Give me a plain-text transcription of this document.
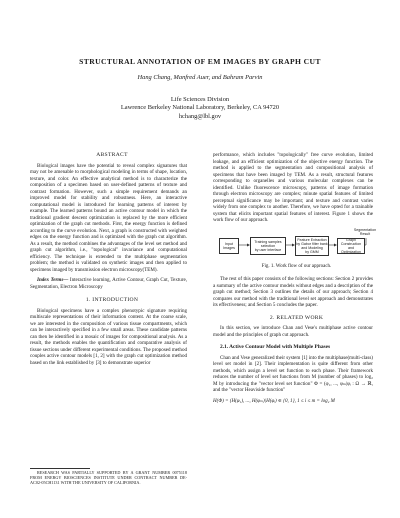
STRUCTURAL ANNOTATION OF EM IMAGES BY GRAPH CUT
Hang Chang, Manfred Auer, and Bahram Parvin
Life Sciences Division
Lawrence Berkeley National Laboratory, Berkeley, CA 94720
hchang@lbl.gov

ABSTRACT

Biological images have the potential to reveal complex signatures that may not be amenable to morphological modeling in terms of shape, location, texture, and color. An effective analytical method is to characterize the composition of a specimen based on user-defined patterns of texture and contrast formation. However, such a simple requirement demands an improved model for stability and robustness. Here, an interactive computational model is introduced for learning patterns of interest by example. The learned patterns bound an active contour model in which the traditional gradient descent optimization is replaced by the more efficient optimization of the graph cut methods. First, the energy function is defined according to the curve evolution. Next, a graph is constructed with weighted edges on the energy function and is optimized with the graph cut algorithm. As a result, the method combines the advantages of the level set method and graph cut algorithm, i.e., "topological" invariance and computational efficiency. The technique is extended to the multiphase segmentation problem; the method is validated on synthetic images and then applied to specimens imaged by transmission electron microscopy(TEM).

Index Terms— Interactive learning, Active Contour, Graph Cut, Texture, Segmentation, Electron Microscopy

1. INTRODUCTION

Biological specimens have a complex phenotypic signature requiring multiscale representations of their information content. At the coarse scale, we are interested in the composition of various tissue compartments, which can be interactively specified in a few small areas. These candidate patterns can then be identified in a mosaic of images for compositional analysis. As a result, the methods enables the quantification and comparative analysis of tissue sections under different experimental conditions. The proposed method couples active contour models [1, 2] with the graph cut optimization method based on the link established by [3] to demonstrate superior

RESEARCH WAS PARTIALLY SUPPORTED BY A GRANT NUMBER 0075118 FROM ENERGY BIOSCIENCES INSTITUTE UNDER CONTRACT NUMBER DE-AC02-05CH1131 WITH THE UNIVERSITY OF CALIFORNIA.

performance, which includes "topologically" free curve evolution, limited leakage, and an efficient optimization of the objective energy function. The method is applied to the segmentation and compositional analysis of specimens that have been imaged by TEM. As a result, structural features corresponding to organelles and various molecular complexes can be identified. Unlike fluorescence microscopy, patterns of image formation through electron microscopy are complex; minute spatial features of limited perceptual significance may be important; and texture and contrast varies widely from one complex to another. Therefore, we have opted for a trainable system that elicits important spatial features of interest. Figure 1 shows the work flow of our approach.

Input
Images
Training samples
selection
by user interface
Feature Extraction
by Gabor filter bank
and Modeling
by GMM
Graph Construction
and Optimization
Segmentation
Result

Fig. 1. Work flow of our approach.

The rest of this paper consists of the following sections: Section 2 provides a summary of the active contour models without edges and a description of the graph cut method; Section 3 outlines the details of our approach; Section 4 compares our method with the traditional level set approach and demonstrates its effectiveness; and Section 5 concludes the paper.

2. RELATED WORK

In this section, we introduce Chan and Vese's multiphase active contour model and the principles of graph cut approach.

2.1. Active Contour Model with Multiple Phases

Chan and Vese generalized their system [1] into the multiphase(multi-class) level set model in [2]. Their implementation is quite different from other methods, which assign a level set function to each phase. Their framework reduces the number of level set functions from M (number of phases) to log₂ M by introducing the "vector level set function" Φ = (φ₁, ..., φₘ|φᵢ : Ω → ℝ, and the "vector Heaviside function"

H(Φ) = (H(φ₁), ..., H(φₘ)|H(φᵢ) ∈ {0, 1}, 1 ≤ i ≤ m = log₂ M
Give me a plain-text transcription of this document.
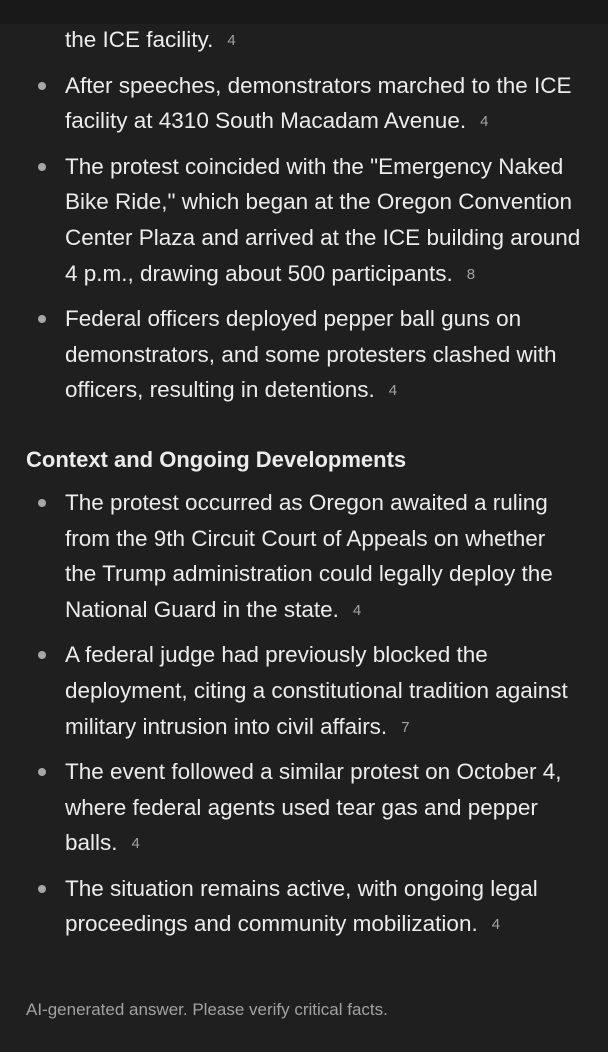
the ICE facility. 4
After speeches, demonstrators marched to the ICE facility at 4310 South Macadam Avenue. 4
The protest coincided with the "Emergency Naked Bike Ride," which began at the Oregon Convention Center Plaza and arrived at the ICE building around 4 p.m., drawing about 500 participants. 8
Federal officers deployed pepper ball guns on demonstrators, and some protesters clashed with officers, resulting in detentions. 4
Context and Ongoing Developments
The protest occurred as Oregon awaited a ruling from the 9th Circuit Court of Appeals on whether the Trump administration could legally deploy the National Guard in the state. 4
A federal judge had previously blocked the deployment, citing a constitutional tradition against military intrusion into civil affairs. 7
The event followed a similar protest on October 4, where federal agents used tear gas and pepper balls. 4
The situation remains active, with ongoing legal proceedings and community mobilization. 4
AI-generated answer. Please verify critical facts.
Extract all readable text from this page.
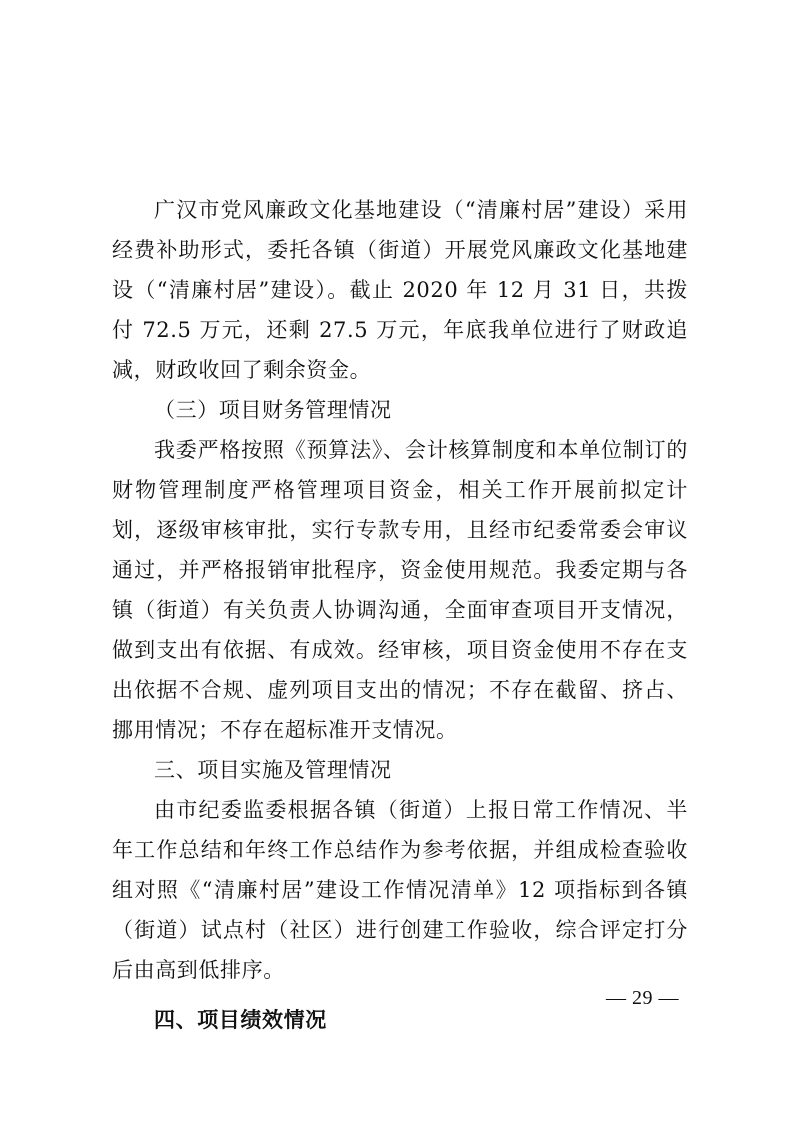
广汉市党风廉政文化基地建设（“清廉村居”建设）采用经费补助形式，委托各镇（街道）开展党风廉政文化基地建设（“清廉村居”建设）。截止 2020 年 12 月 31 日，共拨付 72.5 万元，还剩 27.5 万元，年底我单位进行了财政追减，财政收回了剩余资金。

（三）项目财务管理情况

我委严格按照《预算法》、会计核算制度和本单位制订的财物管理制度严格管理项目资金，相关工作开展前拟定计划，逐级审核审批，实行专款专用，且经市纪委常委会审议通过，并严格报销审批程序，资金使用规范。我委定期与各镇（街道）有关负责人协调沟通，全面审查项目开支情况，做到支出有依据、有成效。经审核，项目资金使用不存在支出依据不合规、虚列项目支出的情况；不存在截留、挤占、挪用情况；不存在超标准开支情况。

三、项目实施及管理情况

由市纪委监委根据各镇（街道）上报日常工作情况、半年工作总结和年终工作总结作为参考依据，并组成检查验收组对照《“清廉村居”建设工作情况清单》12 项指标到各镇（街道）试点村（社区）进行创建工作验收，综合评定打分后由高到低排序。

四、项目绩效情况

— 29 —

=-=-=-=-=

● **GIVEN TASK**
Each record above should come back exactly the same, only without its pictures.

● **EXERCISE RESPONSE**
Give me a plain-text transcription of this document.
STRUCTURAL ANNOTATION OF EM IMAGES BY GRAPH CUT
Hang Chang, Manfred Auer, and Bahram Parvin
Life Sciences Division
Lawrence Berkeley National Laboratory, Berkeley, CA 94720
hchang@lbl.gov

ABSTRACT

Biological images have the potential to reveal complex signatures that may not be amenable to morphological modeling in terms of shape, location, texture, and color. An effective analytical method is to characterize the composition of a specimen based on user-defined patterns of texture and contrast formation. However, such a simple requirement demands an improved model for stability and robustness. Here, an interactive computational model is introduced for learning patterns of interest by example. The learned patterns bound an active contour model in which the traditional gradient descent optimization is replaced by the more efficient optimization of the graph cut methods. First, the energy function is defined according to the curve evolution. Next, a graph is constructed with weighted edges on the energy function and is optimized with the graph cut algorithm. As a result, the method combines the advantages of the level set method and graph cut algorithm, i.e., "topological" invariance and computational efficiency. The technique is extended to the multiphase segmentation problem; the method is validated on synthetic images and then applied to specimens imaged by transmission electron microscopy(TEM).

Index Terms— Interactive learning, Active Contour, Graph Cut, Texture, Segmentation, Electron Microscopy

1. INTRODUCTION

Biological specimens have a complex phenotypic signature requiring multiscale representations of their information content. At the coarse scale, we are interested in the composition of various tissue compartments, which can be interactively specified in a few small areas. These candidate patterns can then be identified in a mosaic of images for compositional analysis. As a result, the methods enables the quantification and comparative analysis of tissue sections under different experimental conditions. The proposed method couples active contour models [1, 2] with the graph cut optimization method based on the link established by [3] to demonstrate superior

RESEARCH WAS PARTIALLY SUPPORTED BY A GRANT NUMBER 0075118 FROM ENERGY BIOSCIENCES INSTITUTE UNDER CONTRACT NUMBER DE-AC02-05CH1131 WITH THE UNIVERSITY OF CALIFORNIA.

performance, which includes "topologically" free curve evolution, limited leakage, and an efficient optimization of the objective energy function. The method is applied to the segmentation and compositional analysis of specimens that have been imaged by TEM. As a result, structural features corresponding to organelles and various molecular complexes can be identified. Unlike fluorescence microscopy, patterns of image formation through electron microscopy are complex; minute spatial features of limited perceptual significance may be important; and texture and contrast varies widely from one complex to another. Therefore, we have opted for a trainable system that elicits important spatial features of interest. Figure 1 shows the work flow of our approach.

Input
Images
Training samples
selection
by user interface
Feature Extraction
by Gabor filter bank
and Modeling
by GMM
Graph Construction
and Optimization
Segmentation
Result

Fig. 1. Work flow of our approach.

The rest of this paper consists of the following sections: Section 2 provides a summary of the active contour models without edges and a description of the graph cut method; Section 3 outlines the details of our approach; Section 4 compares our method with the traditional level set approach and demonstrates its effectiveness; and Section 5 concludes the paper.

2. RELATED WORK

In this section, we introduce Chan and Vese's multiphase active contour model and the principles of graph cut approach.

2.1. Active Contour Model with Multiple Phases

Chan and Vese generalized their system [1] into the multiphase(multi-class) level set model in [2]. Their implementation is quite different from other methods, which assign a level set function to each phase. Their framework reduces the number of level set functions from M (number of phases) to log₂ M by introducing the "vector level set function" Φ = (φ₁, ..., φₘ|φᵢ : Ω → ℝ, and the "vector Heaviside function"

H(Φ) = (H(φ₁), ..., H(φₘ)|H(φᵢ) ∈ {0, 1}, 1 ≤ i ≤ m = log₂ M
Give me a plain-text transcription of this document.
the ICE facility. 4
After speeches, demonstrators marched to the ICE facility at 4310 South Macadam Avenue. 4
The protest coincided with the "Emergency Naked Bike Ride," which began at the Oregon Convention Center Plaza and arrived at the ICE building around 4 p.m., drawing about 500 participants. 8
Federal officers deployed pepper ball guns on demonstrators, and some protesters clashed with officers, resulting in detentions. 4
Context and Ongoing Developments
The protest occurred as Oregon awaited a ruling from the 9th Circuit Court of Appeals on whether the Trump administration could legally deploy the National Guard in the state. 4
A federal judge had previously blocked the deployment, citing a constitutional tradition against military intrusion into civil affairs. 7
The event followed a similar protest on October 4, where federal agents used tear gas and pepper balls. 4
The situation remains active, with ongoing legal proceedings and community mobilization. 4
AI-generated answer. Please verify critical facts.
Extract all readable text from this page.
广汉市党风廉政文化基地建设（“清廉村居”建设）采用经费补助形式，委托各镇（街道）开展党风廉政文化基地建设（“清廉村居”建设）。截止 2020 年 12 月 31 日，共拨付 72.5 万元，还剩 27.5 万元，年底我单位进行了财政追减，财政收回了剩余资金。

（三）项目财务管理情况

我委严格按照《预算法》、会计核算制度和本单位制订的财物管理制度严格管理项目资金，相关工作开展前拟定计划，逐级审核审批，实行专款专用，且经市纪委常委会审议通过，并严格报销审批程序，资金使用规范。我委定期与各镇（街道）有关负责人协调沟通，全面审查项目开支情况，做到支出有依据、有成效。经审核，项目资金使用不存在支出依据不合规、虚列项目支出的情况；不存在截留、挤占、挪用情况；不存在超标准开支情况。

三、项目实施及管理情况

由市纪委监委根据各镇（街道）上报日常工作情况、半年工作总结和年终工作总结作为参考依据，并组成检查验收组对照《“清廉村居”建设工作情况清单》12 项指标到各镇（街道）试点村（社区）进行创建工作验收，综合评定打分后由高到低排序。

四、项目绩效情况

— 29 —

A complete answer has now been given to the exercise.